> **Document excerpt**:
Do I write about big dreams that I have, and hope that God is along for the ride and that it all works out the way I'd like?

Do I say aloud what I'm really thinking?

Do I dream secretly and know it will never happen---so I learn to forget about the dream, and allow it to grow dusty in the recesses of my heart?

Are dreams meant to be acted on? Or are they just wishes?

Do I dream big, only to be made fun of? Or told that the dream is way too big and will never happen?

I just don't know. I really don't.

I wish I had some profound wisdom about the subject, some sage advice to share.

Alas, I do not.  Believe me, if I did I would tell you. It would feel good to share.

Should I not dream, because it might not be what God wants for me? I don't want to disappoint Him...or myself.

Does God even allow us our dreams? And maybe my dream is not what it should be? God is Sovereign, He knows what would bring true joy to my heart...but so many times He is silent on the topic of dreams. And I am left wondering. And worrying.

Am I way off? Should I settle for the small?

Maybe you can relate?

> **Provided material**:
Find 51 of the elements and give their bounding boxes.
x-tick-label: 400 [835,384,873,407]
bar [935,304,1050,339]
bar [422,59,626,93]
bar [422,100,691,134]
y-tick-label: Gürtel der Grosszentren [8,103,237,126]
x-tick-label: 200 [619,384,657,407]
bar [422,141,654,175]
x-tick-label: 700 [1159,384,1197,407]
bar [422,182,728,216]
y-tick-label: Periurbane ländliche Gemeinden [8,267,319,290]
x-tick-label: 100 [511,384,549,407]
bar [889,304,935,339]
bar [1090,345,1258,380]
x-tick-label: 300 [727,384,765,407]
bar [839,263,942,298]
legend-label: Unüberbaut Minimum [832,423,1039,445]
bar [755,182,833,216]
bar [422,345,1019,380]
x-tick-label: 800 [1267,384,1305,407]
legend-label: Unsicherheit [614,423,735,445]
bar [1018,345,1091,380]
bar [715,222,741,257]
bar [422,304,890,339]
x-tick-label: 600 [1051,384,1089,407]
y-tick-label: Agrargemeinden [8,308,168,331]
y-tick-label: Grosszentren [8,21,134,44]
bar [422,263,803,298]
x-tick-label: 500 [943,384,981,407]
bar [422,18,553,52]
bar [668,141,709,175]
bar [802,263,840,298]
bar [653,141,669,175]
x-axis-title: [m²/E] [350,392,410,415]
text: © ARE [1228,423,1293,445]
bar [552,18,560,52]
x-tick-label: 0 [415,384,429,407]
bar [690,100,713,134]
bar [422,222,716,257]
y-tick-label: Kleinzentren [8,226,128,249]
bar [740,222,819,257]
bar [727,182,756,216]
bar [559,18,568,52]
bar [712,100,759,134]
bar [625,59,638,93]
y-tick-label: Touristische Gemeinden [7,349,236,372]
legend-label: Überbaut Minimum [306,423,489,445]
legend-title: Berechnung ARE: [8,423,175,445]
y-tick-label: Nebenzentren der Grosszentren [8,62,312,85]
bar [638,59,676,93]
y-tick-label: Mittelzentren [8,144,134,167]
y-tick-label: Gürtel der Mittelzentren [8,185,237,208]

* * *

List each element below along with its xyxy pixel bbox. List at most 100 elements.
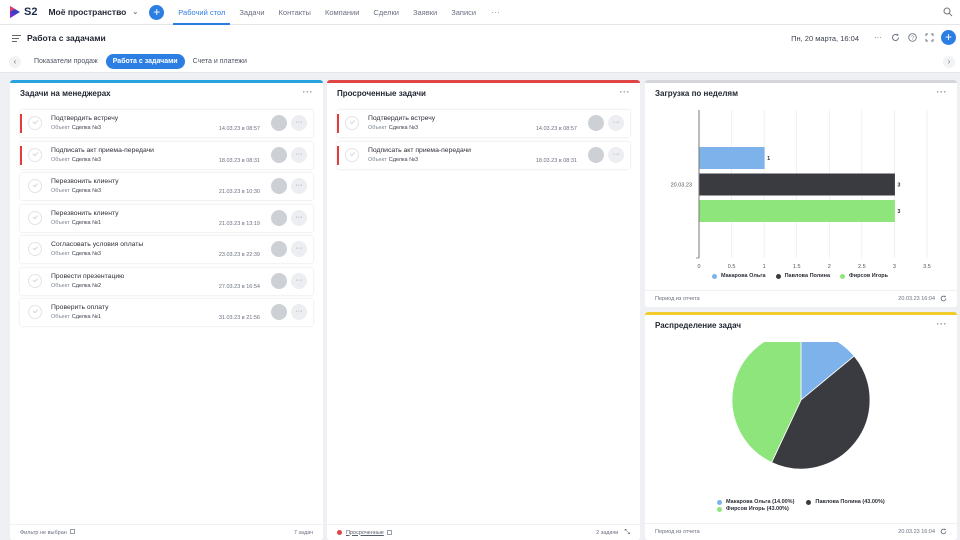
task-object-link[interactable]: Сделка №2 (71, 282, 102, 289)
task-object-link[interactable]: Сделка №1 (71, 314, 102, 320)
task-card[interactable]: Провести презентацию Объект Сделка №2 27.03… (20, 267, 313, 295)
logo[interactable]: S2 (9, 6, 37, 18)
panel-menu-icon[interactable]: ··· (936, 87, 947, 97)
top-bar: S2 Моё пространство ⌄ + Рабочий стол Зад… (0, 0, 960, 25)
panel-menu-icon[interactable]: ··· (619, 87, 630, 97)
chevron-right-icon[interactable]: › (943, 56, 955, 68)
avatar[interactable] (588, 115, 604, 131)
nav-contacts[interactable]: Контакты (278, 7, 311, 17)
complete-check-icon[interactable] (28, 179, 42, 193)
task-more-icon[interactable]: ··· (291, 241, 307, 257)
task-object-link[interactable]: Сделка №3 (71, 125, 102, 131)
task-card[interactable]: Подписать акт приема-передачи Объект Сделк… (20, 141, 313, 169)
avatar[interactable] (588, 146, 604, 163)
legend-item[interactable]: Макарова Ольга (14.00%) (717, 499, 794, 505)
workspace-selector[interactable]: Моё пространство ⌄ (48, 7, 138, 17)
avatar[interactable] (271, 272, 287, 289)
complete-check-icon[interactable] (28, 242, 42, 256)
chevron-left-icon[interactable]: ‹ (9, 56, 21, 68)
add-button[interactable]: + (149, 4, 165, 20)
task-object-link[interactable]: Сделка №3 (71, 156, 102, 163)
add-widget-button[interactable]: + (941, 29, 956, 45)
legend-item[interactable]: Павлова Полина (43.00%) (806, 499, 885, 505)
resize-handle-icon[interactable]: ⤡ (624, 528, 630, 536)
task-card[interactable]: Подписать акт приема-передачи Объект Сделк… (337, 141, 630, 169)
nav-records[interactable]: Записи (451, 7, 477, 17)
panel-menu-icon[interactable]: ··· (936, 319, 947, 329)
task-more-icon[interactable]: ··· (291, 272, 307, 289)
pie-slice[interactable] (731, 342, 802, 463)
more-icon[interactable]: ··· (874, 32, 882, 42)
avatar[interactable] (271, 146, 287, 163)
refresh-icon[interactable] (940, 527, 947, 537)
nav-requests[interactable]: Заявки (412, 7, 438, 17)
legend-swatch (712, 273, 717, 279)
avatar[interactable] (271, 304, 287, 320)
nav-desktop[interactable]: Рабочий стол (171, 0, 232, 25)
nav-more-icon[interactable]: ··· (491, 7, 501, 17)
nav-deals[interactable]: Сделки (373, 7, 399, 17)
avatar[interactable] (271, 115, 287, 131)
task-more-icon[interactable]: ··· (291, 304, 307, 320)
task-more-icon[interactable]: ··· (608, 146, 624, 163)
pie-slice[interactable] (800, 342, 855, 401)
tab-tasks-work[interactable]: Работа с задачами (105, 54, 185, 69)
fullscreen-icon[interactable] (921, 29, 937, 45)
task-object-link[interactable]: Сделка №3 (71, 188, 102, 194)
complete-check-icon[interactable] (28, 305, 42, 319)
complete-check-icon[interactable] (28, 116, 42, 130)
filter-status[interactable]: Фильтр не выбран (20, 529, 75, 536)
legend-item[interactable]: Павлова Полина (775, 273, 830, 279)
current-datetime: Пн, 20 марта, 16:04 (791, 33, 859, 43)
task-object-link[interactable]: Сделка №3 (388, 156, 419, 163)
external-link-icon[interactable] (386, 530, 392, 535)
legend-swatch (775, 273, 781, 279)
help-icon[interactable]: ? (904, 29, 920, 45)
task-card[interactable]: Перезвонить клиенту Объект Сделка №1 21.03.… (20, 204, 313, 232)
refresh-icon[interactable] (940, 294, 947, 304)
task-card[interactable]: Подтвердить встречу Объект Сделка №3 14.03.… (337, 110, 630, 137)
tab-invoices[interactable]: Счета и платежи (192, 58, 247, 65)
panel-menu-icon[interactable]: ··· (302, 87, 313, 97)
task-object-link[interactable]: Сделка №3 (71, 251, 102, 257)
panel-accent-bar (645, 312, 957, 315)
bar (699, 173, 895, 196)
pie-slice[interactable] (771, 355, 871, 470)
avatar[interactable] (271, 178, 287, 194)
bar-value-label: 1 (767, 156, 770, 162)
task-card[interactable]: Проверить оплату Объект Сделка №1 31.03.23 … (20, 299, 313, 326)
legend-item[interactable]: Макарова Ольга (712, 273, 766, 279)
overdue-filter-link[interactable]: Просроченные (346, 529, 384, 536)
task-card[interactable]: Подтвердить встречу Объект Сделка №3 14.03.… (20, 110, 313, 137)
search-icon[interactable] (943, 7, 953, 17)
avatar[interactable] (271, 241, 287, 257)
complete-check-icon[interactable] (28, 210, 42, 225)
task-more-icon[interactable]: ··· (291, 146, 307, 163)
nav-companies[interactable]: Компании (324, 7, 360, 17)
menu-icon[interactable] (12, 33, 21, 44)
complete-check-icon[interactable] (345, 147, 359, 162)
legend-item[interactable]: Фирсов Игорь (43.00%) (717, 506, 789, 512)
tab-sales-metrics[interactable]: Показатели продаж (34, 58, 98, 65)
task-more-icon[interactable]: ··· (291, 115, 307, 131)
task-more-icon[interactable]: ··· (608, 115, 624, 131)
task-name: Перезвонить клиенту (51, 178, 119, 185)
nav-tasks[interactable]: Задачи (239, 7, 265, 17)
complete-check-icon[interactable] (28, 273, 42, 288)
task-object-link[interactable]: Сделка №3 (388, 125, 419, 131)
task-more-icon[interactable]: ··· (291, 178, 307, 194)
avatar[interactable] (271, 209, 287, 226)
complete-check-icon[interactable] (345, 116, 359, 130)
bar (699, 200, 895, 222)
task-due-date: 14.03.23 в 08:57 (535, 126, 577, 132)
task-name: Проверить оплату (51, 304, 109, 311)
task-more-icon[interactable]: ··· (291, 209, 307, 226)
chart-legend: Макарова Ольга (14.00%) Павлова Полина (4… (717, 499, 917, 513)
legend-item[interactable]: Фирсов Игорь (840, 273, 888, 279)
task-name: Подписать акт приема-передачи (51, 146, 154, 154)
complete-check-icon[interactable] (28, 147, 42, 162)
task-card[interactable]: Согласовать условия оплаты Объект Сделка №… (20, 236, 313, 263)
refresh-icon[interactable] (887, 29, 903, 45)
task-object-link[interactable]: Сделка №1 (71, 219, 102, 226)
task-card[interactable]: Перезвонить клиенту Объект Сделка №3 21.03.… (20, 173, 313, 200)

> **To be done**:
1. In the reflection on dreams, what subject does the writer say God is often silent about?
2. Quote the part of the reflection on dreams that opens with the words containing "Are dreams meant" and closes with "good to share.".

> **Answers to the tasks**:
1. The topic of dreams.

2.
Are dreams meant to be acted on? Or are they just wishes?

Do I dream big, only to be made fun of? Or told that the dream is way too big and will never happen?

I just don't know. I really don't.

I wish I had some profound wisdom about the subject, some sage advice to share.

Alas, I do not.  Believe me, if I did I would tell you. It would feel good to share.